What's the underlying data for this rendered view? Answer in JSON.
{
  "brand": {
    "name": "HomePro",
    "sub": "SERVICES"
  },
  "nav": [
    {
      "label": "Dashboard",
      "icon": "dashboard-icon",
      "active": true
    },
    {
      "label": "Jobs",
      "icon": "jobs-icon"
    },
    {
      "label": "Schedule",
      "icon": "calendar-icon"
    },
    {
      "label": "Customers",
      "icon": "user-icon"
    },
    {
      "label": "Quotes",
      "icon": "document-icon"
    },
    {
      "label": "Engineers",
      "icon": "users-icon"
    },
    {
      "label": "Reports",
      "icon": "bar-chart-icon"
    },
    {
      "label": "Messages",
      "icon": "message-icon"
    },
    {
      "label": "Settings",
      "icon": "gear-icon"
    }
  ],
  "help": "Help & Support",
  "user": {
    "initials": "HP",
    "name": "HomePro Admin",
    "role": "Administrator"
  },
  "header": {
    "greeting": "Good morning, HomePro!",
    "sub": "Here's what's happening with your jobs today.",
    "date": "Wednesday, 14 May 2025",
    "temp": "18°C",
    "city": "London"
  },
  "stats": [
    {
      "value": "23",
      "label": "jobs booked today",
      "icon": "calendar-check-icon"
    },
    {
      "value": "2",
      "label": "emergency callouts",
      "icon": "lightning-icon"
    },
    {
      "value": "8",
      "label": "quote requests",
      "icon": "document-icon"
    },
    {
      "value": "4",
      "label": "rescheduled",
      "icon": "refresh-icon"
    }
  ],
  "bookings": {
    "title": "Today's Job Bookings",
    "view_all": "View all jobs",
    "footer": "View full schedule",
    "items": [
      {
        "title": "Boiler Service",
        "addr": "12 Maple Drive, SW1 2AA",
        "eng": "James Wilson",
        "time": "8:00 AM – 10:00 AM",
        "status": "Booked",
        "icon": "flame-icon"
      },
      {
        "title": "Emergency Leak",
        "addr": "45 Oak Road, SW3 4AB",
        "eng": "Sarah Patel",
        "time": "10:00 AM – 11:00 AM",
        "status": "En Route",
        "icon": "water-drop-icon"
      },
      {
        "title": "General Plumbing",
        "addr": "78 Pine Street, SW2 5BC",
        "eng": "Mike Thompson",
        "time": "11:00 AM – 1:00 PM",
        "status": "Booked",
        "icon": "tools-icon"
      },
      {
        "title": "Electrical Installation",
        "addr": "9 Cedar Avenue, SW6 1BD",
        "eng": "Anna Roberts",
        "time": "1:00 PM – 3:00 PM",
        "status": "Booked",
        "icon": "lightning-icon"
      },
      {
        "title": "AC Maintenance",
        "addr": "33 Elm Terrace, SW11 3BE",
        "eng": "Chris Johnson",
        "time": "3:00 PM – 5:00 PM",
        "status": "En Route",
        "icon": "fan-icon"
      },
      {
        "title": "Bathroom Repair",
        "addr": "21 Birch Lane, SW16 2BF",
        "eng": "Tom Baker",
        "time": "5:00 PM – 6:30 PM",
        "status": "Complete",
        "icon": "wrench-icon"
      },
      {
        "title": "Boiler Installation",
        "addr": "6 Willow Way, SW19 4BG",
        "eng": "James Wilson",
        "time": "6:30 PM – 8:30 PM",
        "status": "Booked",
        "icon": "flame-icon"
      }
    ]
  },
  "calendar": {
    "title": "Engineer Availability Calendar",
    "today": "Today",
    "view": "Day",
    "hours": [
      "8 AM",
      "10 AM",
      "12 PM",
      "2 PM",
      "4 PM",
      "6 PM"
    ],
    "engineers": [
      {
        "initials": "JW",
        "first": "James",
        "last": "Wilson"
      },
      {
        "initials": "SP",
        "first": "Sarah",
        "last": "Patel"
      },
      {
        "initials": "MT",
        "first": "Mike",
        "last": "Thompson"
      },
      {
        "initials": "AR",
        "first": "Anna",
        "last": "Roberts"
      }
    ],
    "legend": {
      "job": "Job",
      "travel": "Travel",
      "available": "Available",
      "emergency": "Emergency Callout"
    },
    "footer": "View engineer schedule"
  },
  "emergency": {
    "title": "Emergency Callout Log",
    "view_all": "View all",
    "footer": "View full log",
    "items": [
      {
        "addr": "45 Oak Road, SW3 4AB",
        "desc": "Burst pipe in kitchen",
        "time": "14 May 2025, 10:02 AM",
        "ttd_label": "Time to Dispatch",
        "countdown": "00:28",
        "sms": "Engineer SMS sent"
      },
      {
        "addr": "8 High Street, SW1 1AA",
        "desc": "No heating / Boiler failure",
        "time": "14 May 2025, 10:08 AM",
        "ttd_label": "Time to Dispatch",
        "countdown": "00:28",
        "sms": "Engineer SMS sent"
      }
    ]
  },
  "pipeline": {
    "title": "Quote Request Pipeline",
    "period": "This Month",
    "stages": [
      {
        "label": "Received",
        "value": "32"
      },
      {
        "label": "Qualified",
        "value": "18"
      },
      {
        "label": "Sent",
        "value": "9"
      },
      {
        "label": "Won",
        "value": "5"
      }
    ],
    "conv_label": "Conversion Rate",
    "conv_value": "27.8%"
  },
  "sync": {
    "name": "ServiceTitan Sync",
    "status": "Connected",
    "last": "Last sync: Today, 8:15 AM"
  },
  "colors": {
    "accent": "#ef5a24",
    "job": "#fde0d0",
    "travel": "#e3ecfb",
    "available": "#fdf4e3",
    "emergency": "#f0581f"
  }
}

Aim of the exercise:
From the data above, show each line that contains "initials".

Answer below:
    "initials": "HP",
        "initials": "JW",
        "initials": "SP",
        "initials": "MT",
        "initials": "AR",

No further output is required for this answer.